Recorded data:
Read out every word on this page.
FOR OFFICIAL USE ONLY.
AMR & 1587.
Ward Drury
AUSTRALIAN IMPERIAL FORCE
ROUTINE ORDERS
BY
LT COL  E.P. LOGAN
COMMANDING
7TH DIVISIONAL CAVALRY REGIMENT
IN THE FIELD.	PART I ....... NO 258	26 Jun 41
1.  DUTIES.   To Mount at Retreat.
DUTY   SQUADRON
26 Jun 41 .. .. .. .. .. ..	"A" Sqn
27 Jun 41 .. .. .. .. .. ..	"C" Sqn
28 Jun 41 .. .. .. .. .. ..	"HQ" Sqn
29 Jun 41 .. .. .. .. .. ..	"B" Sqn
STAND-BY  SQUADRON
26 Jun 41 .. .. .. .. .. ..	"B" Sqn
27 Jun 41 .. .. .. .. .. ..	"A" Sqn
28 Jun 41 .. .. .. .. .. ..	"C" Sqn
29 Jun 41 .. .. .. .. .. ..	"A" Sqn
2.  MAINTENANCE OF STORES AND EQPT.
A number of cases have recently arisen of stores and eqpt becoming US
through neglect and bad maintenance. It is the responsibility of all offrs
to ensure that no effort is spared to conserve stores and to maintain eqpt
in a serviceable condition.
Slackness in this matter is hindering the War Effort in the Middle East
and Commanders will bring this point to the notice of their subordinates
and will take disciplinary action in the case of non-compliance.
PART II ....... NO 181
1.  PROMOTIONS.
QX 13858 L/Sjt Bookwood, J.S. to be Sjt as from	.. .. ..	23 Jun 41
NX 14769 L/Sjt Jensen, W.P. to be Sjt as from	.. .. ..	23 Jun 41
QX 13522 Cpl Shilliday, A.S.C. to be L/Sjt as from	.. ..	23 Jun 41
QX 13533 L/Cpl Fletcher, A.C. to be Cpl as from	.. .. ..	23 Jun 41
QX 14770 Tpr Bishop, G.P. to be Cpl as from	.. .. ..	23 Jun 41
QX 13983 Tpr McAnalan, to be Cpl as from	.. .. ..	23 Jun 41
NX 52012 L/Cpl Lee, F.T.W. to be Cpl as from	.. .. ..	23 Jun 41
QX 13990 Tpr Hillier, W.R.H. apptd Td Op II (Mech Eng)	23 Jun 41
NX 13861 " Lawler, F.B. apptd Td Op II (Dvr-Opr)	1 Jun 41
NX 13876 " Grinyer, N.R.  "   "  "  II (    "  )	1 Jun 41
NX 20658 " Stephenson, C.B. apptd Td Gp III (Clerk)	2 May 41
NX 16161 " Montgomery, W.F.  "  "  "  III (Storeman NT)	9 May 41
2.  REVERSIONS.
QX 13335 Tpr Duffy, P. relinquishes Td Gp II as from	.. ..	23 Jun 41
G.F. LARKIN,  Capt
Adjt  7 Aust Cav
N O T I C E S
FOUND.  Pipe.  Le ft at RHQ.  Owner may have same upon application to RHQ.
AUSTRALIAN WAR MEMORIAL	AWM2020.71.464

• [EXERCISE]:
All lines of the data above that include the word "this" must be shown.

• [FINISHED ANSWER]:
Read out every word on this page.
Slackness in this matter is hindering the War Effort in the Middle East
and Commanders will bring this point to the notice of their subordinates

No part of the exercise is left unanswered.